Whenever a line contains the string "Technetium", copy it out of the entries.

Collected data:
◆ ◆ ◆
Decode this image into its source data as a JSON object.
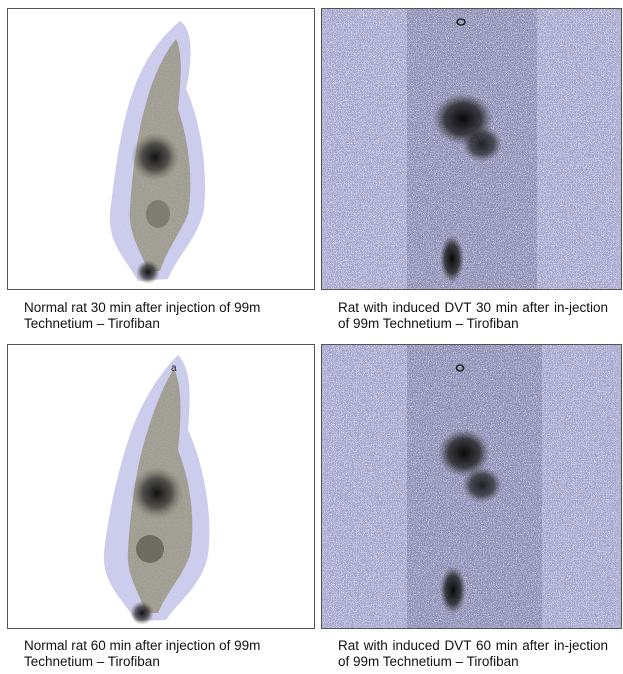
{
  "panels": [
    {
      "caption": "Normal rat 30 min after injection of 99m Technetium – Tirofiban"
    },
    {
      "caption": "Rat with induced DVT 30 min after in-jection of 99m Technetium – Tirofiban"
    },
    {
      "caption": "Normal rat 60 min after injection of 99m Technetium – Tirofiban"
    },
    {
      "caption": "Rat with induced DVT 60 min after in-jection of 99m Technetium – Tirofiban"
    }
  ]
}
◆ ◆ ◆
• Written reply:
      "caption": "Normal rat 30 min after injection of 99m Technetium – Tirofiban"
      "caption": "Rat with induced DVT 30 min after in-jection of 99m Technetium – Tirofiban"
      "caption": "Normal rat 60 min after injection of 99m Technetium – Tirofiban"
      "caption": "Rat with induced DVT 60 min after in-jection of 99m Technetium – Tirofiban"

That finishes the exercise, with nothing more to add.